Wenn man Würze drin haben möchte könnte man auch über die neuen Robin Sorten von haiths nachdenken. Robin Gold, Robin Orange, Robin Green,...


Gruß


----------



## Schleie! (22. Juli 2013)

*AW: BoardiBoilie: Der Fischmix!*



> Wenn man Würze drin haben möchte könnte man auch über die neuen Robin Sorten von haiths nachdenken. Robin Gold, Robin Orange, Robin Green,...



Da wäre ich stark dafür!


----------



## E30Tommi (22. Juli 2013)

*AW: BoardiBoilie: Der Fischmix!*

Was würdet ihr denn davon halten wenn man Thomas sein Rezept nimmt, und ein wenig verfeinert bzw. abändert ?
So hätte man schon mal einen Ausgangspunkt.

Oder halt alles abstimmen.

Ich für meinen Teil ( und ich hab da trotz lesen noch nicht so den durchblck ) denke das ein grober Zusatz mit Insekten / Muschel schon was feines in so einem Mix wäre.

LG Tommi


----------



## Carras (22. Juli 2013)

*AW: BoardiBoilie: Der Fischmix!*



E30Tommi schrieb:


> Was würdet ihr denn davon halten wenn man Thomas sein Rezept nimmt, und ein wenig verfeinert bzw. abändert ?
> So hätte man schon mal einen Ausgangspunkt.
> 
> Oder halt alles abstimmen.
> ...



Hi,

könnt ihr machen wir Ihr denkt.

Mixe wie der von Thomas, gibt es zu hauf im Netz zu finden.

Ein eigener Boardiboilie wäre es für mich dann, wenn eben über all die Sachen abgestimmt wird. Ich weiß, hört sich Aufwändig an (und ist es auch), aber ich finde: Nur so wird es einen echten, "selbstständigen" Boardiboilie geben (Welcher nicht nur irgendwie kopiert und dann gepimpt wurde)

So blöd das jetzt auch klingt. Wenn man als Unerfahrer sich an so eine Sache "wagt", wächst einem das ggf. etwas über den Kopf. Ist aber nicht schlimm.
Dafür sind hier ja einige Erfahrene Boilieköche dabei, die dann eingreifen können, wenn etwas gar nicht funktionieren würde.
::::
Ziel der Aufgabe:
Nenne alle Benutzernamen, die im Forenauszug zum Fischmix in einer Beitragsüberschrift mit Datum stehen. Die Zeilen darunter sind gesondertes Material und gehören nicht zum Text.

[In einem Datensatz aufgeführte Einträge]
::::
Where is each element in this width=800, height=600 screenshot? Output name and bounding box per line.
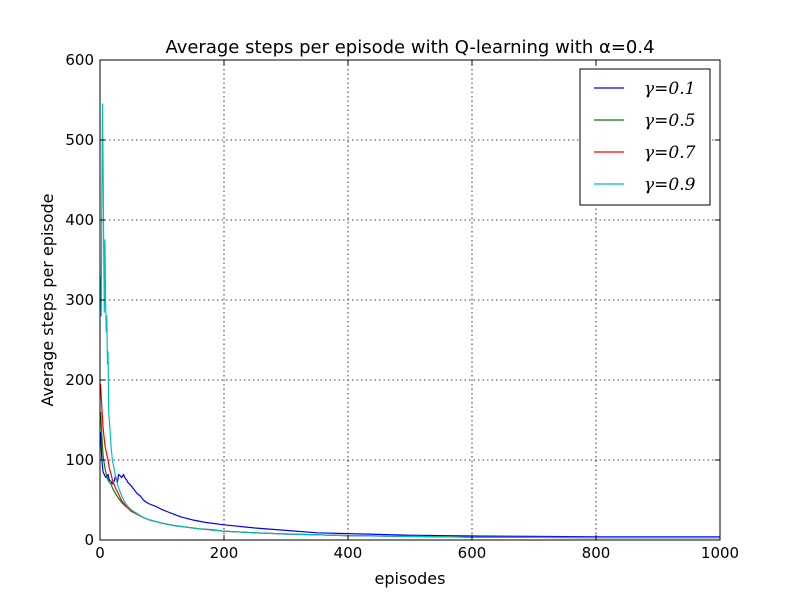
x-tick-label: 600 — [458, 544, 487, 562]
legend-label-3: γ=0.9 — [644, 175, 696, 195]
y-tick-label: 0 — [84, 531, 94, 549]
y-tick-label: 100 — [65, 451, 94, 469]
y-tick-label: 500 — [65, 131, 94, 149]
legend-label-1: γ=0.5 — [644, 111, 695, 131]
y-tick-label: 200 — [65, 371, 94, 389]
series-lines — [100, 103, 720, 539]
series-line-0 — [100, 431, 720, 538]
axis-ticks: 0 200 400 600 800 1000 0 100 200 300 400 500 600 — [65, 51, 739, 562]
legend-label-2: γ=0.7 — [644, 143, 696, 163]
y-axis-label: Average steps per episode — [38, 193, 57, 406]
y-tick-label: 400 — [65, 211, 94, 229]
legend-box — [579, 68, 711, 206]
y-tick-label: 600 — [65, 51, 94, 69]
legend-label-0: γ=0.1 — [644, 79, 695, 99]
x-tick-label: 200 — [210, 544, 239, 562]
legend: γ=0.1 γ=0.5 γ=0.7 γ=0.9 — [579, 68, 711, 206]
x-tick-label: 1000 — [701, 544, 739, 562]
series-line-3 — [100, 103, 720, 539]
x-axis-label: episodes — [375, 569, 446, 588]
y-tick-label: 300 — [65, 291, 94, 309]
x-tick-label: 800 — [582, 544, 611, 562]
chart-title: Average steps per episode with Q-learnin… — [165, 37, 654, 58]
x-tick-label: 0 — [95, 544, 105, 562]
x-tick-label: 400 — [334, 544, 363, 562]
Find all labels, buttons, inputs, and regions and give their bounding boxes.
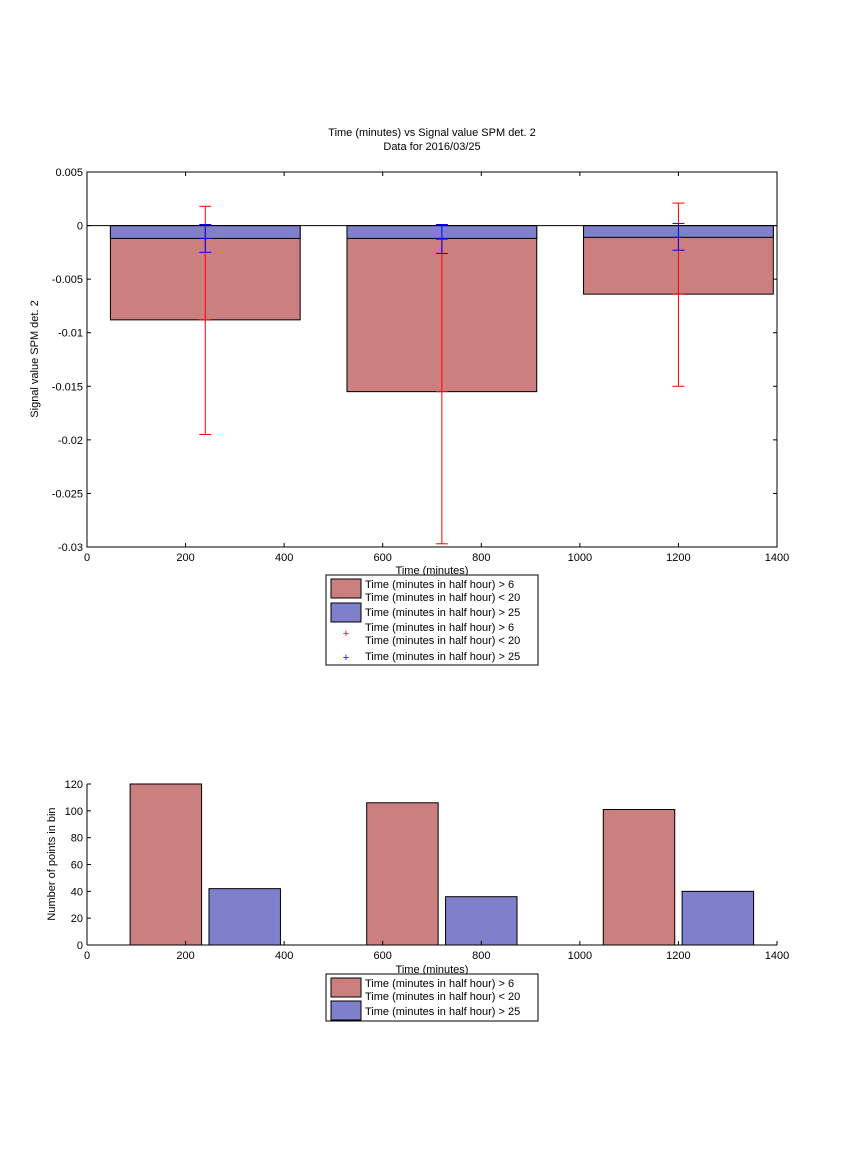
::::
Vollständige Antwort:
Schleie!, E30Tommi, Carras